→ **Objective**:
Every line that holds "publication" should be shown.

[START OF Data lines]

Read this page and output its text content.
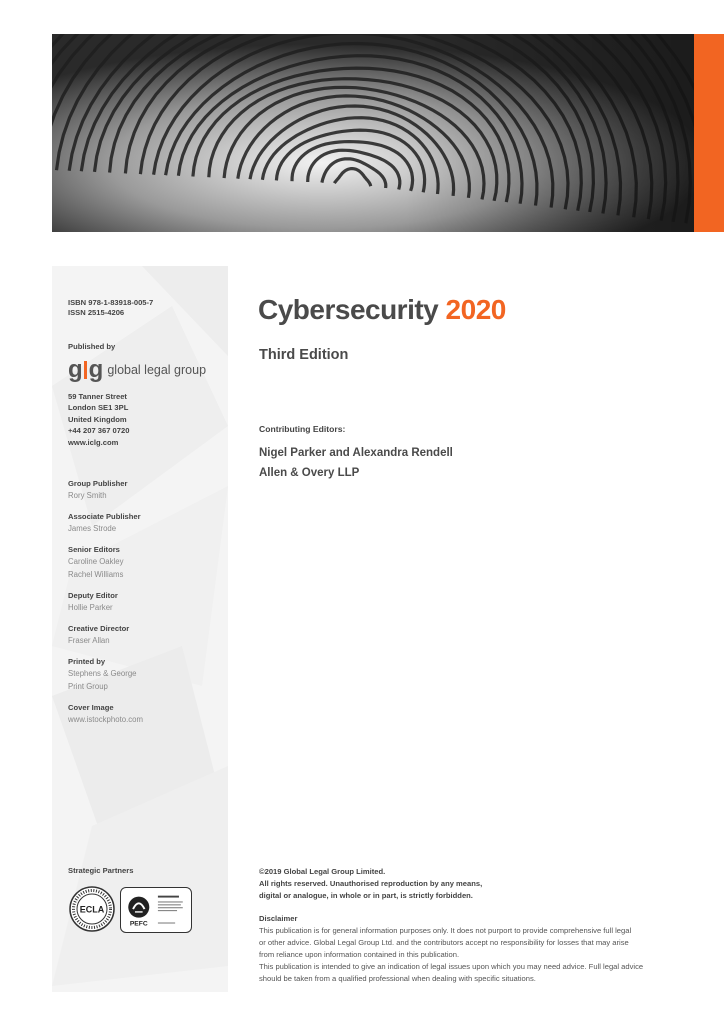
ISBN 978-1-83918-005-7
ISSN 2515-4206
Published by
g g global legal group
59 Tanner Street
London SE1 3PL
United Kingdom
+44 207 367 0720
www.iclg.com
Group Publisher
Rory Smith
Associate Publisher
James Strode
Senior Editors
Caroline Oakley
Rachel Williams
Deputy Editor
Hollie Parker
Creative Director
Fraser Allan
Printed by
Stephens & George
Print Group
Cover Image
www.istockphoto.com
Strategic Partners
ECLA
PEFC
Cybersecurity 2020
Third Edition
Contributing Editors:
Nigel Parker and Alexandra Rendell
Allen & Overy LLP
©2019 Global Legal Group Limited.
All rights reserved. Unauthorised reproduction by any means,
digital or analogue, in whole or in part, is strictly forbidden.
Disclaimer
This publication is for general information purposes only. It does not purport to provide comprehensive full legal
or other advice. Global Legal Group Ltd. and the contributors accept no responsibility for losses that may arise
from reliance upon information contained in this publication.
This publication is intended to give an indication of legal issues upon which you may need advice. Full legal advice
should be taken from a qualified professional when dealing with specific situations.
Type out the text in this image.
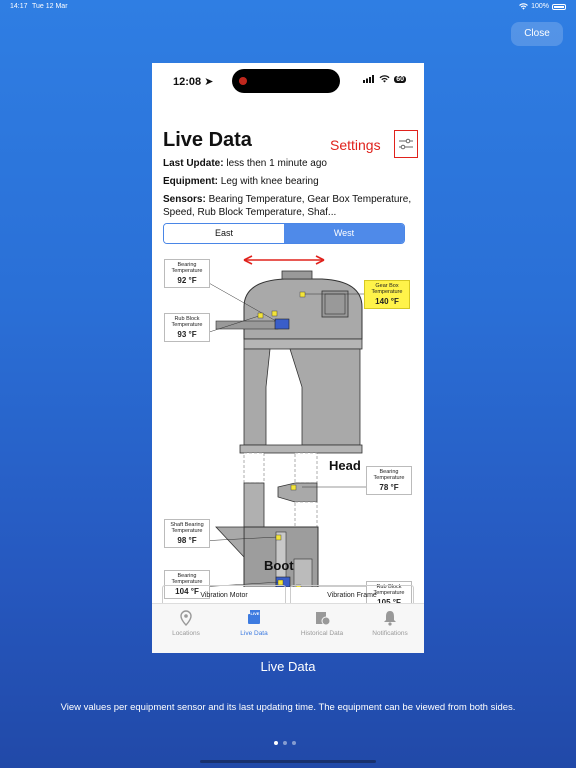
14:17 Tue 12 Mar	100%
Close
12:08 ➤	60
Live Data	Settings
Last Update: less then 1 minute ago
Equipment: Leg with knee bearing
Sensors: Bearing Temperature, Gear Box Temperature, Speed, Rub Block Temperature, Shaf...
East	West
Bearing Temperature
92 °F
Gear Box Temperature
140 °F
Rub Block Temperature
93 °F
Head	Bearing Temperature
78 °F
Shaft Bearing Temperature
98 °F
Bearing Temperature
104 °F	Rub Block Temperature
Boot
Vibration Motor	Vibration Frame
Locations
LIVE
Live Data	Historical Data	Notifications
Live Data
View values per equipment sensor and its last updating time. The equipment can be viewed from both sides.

[END OF Data lines]

→ **Correct answer**:
This publication is for general information purposes only. It does not purport to provide comprehensive full legal
from reliance upon information contained in this publication.
This publication is intended to give an indication of legal issues upon which you may need advice. Full legal advice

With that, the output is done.